- _Work to be completed_:
Out of the lines below, please list those that hold the string "name".

-------- Listed records --------

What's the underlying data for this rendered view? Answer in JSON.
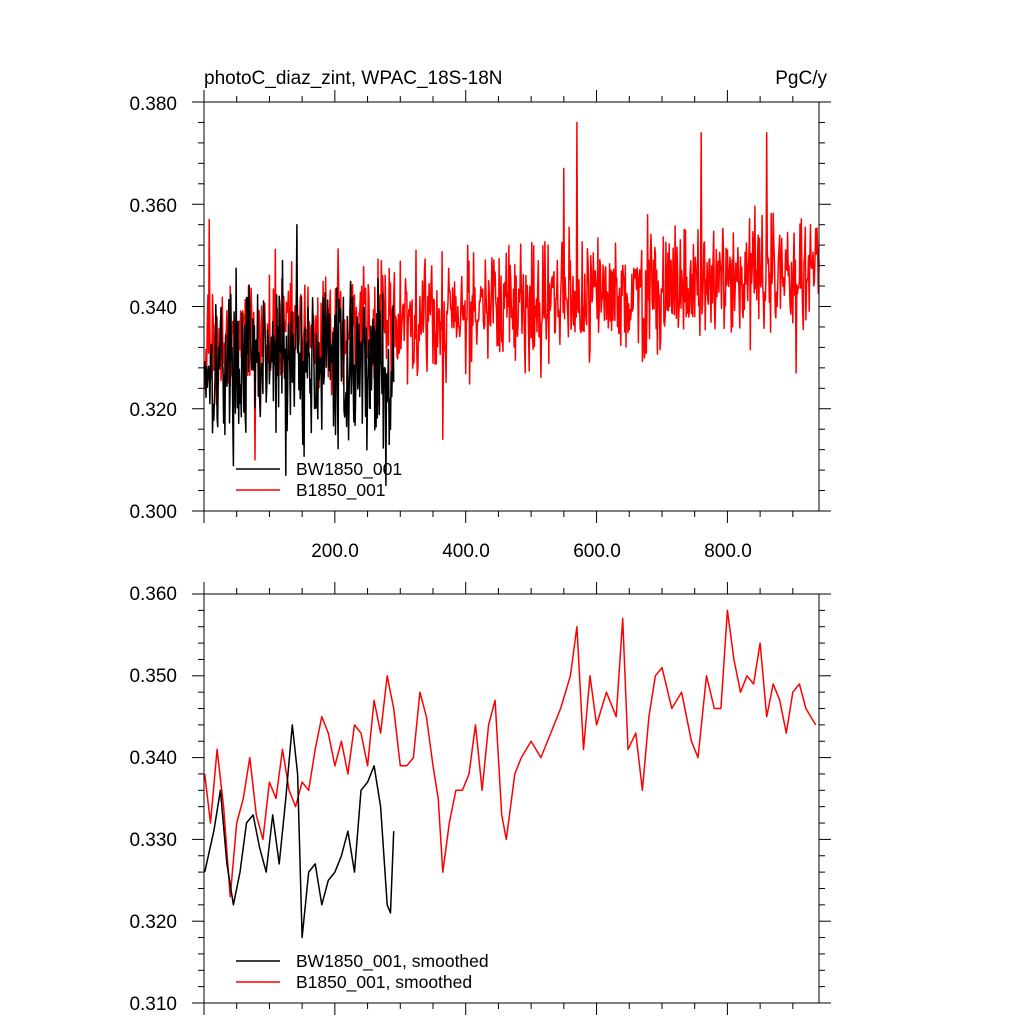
{
  "chart_data": [
    {
      "type": "line",
      "title": "photoC_diaz_zint, WPAC_18S-18N",
      "units": "PgC/y",
      "xlim": [
        0,
        940
      ],
      "ylim": [
        0.3,
        0.38
      ],
      "yticks": [
        "0.300",
        "0.320",
        "0.340",
        "0.360",
        "0.380"
      ],
      "xticks": [
        "200.0",
        "400.0",
        "600.0",
        "800.0"
      ],
      "legend_placement": "bottom-left",
      "series": [
        {
          "name": "BW1850_001",
          "color": "#000000",
          "x_start": 1,
          "x_end": 290,
          "y_range": [
            0.305,
            0.356
          ],
          "mean": 0.329,
          "amplitude": 0.0105,
          "seed": 17,
          "anchors": [
            [
              120,
              0.349
            ],
            [
              125,
              0.307
            ],
            [
              142,
              0.356
            ],
            [
              278,
              0.304
            ],
            [
              283,
              0.313
            ]
          ]
        },
        {
          "name": "B1850_001",
          "color": "#ff0000",
          "x_start": 1,
          "x_end": 940,
          "y_range": [
            0.309,
            0.376
          ],
          "mean_start": 0.333,
          "mean_end": 0.347,
          "amplitude": 0.0085,
          "seed": 91,
          "anchors": [
            [
              8,
              0.357
            ],
            [
              78,
              0.31
            ],
            [
              365,
              0.314
            ],
            [
              550,
              0.367
            ],
            [
              570,
              0.376
            ],
            [
              760,
              0.374
            ],
            [
              860,
              0.374
            ],
            [
              905,
              0.327
            ]
          ]
        }
      ]
    },
    {
      "type": "line",
      "title": "",
      "xlim": [
        0,
        940
      ],
      "ylim": [
        0.31,
        0.36
      ],
      "yticks": [
        "0.310",
        "0.320",
        "0.330",
        "0.340",
        "0.350",
        "0.360"
      ],
      "legend_placement": "bottom-left",
      "series": [
        {
          "name": "BW1850_001, smoothed",
          "color": "#000000",
          "points": [
            [
              1,
              0.326
            ],
            [
              15,
              0.331
            ],
            [
              25,
              0.336
            ],
            [
              35,
              0.327
            ],
            [
              45,
              0.322
            ],
            [
              55,
              0.326
            ],
            [
              65,
              0.332
            ],
            [
              75,
              0.333
            ],
            [
              85,
              0.329
            ],
            [
              95,
              0.326
            ],
            [
              105,
              0.333
            ],
            [
              115,
              0.327
            ],
            [
              125,
              0.335
            ],
            [
              135,
              0.344
            ],
            [
              143,
              0.338
            ],
            [
              150,
              0.318
            ],
            [
              160,
              0.326
            ],
            [
              170,
              0.327
            ],
            [
              180,
              0.322
            ],
            [
              190,
              0.325
            ],
            [
              200,
              0.326
            ],
            [
              210,
              0.328
            ],
            [
              220,
              0.331
            ],
            [
              230,
              0.326
            ],
            [
              240,
              0.336
            ],
            [
              250,
              0.337
            ],
            [
              260,
              0.339
            ],
            [
              270,
              0.334
            ],
            [
              280,
              0.322
            ],
            [
              285,
              0.321
            ],
            [
              290,
              0.331
            ]
          ]
        },
        {
          "name": "B1850_001, smoothed",
          "color": "#ff0000",
          "points": [
            [
              1,
              0.338
            ],
            [
              10,
              0.332
            ],
            [
              20,
              0.341
            ],
            [
              30,
              0.334
            ],
            [
              40,
              0.323
            ],
            [
              50,
              0.332
            ],
            [
              60,
              0.335
            ],
            [
              70,
              0.34
            ],
            [
              80,
              0.333
            ],
            [
              90,
              0.33
            ],
            [
              100,
              0.337
            ],
            [
              110,
              0.335
            ],
            [
              120,
              0.341
            ],
            [
              130,
              0.336
            ],
            [
              140,
              0.334
            ],
            [
              150,
              0.337
            ],
            [
              160,
              0.336
            ],
            [
              170,
              0.341
            ],
            [
              180,
              0.345
            ],
            [
              190,
              0.343
            ],
            [
              200,
              0.339
            ],
            [
              210,
              0.342
            ],
            [
              220,
              0.338
            ],
            [
              230,
              0.344
            ],
            [
              240,
              0.343
            ],
            [
              250,
              0.339
            ],
            [
              260,
              0.347
            ],
            [
              270,
              0.343
            ],
            [
              280,
              0.35
            ],
            [
              290,
              0.346
            ],
            [
              300,
              0.339
            ],
            [
              310,
              0.339
            ],
            [
              320,
              0.34
            ],
            [
              330,
              0.348
            ],
            [
              340,
              0.345
            ],
            [
              350,
              0.339
            ],
            [
              358,
              0.335
            ],
            [
              365,
              0.326
            ],
            [
              375,
              0.332
            ],
            [
              385,
              0.336
            ],
            [
              395,
              0.336
            ],
            [
              405,
              0.338
            ],
            [
              415,
              0.344
            ],
            [
              425,
              0.336
            ],
            [
              435,
              0.344
            ],
            [
              445,
              0.347
            ],
            [
              455,
              0.333
            ],
            [
              462,
              0.33
            ],
            [
              475,
              0.338
            ],
            [
              485,
              0.34
            ],
            [
              500,
              0.342
            ],
            [
              515,
              0.34
            ],
            [
              530,
              0.343
            ],
            [
              545,
              0.346
            ],
            [
              560,
              0.35
            ],
            [
              570,
              0.356
            ],
            [
              580,
              0.341
            ],
            [
              590,
              0.35
            ],
            [
              600,
              0.344
            ],
            [
              615,
              0.348
            ],
            [
              630,
              0.345
            ],
            [
              640,
              0.357
            ],
            [
              648,
              0.341
            ],
            [
              660,
              0.343
            ],
            [
              670,
              0.336
            ],
            [
              680,
              0.345
            ],
            [
              690,
              0.35
            ],
            [
              700,
              0.351
            ],
            [
              715,
              0.346
            ],
            [
              730,
              0.348
            ],
            [
              745,
              0.342
            ],
            [
              755,
              0.34
            ],
            [
              768,
              0.35
            ],
            [
              780,
              0.346
            ],
            [
              790,
              0.346
            ],
            [
              800,
              0.358
            ],
            [
              810,
              0.352
            ],
            [
              820,
              0.348
            ],
            [
              830,
              0.35
            ],
            [
              840,
              0.349
            ],
            [
              850,
              0.354
            ],
            [
              860,
              0.345
            ],
            [
              870,
              0.349
            ],
            [
              880,
              0.347
            ],
            [
              890,
              0.343
            ],
            [
              900,
              0.348
            ],
            [
              910,
              0.349
            ],
            [
              920,
              0.346
            ],
            [
              935,
              0.344
            ]
          ]
        }
      ]
    }
  ]
}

--------

- _Finished exercise_:
          "name": "BW1850_001",
          "name": "B1850_001",
          "name": "BW1850_001, smoothed",
          "name": "B1850_001, smoothed",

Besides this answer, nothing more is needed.